*GIVEN TASK*: Using the data below, gather each line that includes the word "угловых".
···
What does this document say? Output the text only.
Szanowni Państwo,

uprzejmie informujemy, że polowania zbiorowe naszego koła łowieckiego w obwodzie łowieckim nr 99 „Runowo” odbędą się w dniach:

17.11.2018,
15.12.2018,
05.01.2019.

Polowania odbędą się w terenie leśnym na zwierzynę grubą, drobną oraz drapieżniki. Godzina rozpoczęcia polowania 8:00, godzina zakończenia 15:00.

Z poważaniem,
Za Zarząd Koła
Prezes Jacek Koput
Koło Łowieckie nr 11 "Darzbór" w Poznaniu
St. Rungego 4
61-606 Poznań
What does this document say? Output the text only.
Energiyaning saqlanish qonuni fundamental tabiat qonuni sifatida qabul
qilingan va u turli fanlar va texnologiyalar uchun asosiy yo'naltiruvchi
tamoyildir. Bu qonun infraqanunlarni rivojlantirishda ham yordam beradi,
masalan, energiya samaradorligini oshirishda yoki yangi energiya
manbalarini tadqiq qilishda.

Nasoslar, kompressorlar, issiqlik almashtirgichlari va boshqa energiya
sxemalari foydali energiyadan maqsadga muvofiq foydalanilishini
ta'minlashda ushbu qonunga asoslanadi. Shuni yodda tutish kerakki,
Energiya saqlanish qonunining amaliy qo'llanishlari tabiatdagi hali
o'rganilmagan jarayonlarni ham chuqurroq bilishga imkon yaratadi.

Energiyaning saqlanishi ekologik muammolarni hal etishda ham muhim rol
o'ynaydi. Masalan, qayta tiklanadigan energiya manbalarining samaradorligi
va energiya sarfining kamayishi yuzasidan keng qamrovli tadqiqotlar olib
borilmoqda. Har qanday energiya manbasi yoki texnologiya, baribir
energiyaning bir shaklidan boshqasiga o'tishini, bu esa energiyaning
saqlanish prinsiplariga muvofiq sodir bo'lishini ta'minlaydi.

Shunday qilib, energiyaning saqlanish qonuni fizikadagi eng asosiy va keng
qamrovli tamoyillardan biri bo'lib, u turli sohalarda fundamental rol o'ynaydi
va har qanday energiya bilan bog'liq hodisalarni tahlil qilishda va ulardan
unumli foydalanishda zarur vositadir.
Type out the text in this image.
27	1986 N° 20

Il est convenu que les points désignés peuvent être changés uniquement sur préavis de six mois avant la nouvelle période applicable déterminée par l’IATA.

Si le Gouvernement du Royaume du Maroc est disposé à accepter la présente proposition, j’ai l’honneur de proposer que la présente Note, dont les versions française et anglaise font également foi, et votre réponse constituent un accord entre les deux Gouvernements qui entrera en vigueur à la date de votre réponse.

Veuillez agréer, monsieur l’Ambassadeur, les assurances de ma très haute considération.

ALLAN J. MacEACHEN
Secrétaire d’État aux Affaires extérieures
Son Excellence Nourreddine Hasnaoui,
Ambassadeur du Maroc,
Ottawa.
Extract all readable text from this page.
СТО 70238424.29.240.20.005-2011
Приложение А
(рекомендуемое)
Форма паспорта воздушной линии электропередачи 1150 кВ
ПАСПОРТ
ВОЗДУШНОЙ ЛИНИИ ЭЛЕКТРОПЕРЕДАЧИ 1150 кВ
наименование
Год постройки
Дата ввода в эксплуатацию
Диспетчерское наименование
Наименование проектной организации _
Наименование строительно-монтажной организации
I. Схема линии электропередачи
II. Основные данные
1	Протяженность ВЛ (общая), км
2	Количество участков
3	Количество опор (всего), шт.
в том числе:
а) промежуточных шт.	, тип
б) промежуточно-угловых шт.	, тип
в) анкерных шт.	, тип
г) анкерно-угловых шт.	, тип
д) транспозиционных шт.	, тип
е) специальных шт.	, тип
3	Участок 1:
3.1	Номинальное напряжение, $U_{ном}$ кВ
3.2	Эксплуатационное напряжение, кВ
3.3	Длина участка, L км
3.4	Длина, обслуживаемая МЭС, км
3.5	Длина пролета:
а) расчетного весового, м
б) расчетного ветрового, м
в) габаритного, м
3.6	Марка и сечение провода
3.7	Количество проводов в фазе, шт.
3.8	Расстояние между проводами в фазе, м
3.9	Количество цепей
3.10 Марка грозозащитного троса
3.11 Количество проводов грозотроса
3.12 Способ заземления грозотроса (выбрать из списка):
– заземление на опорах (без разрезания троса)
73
···
*WRITTEN REPLY*:
б) промежуточно-угловых шт.	, тип
г) анкерно-угловых шт.	, тип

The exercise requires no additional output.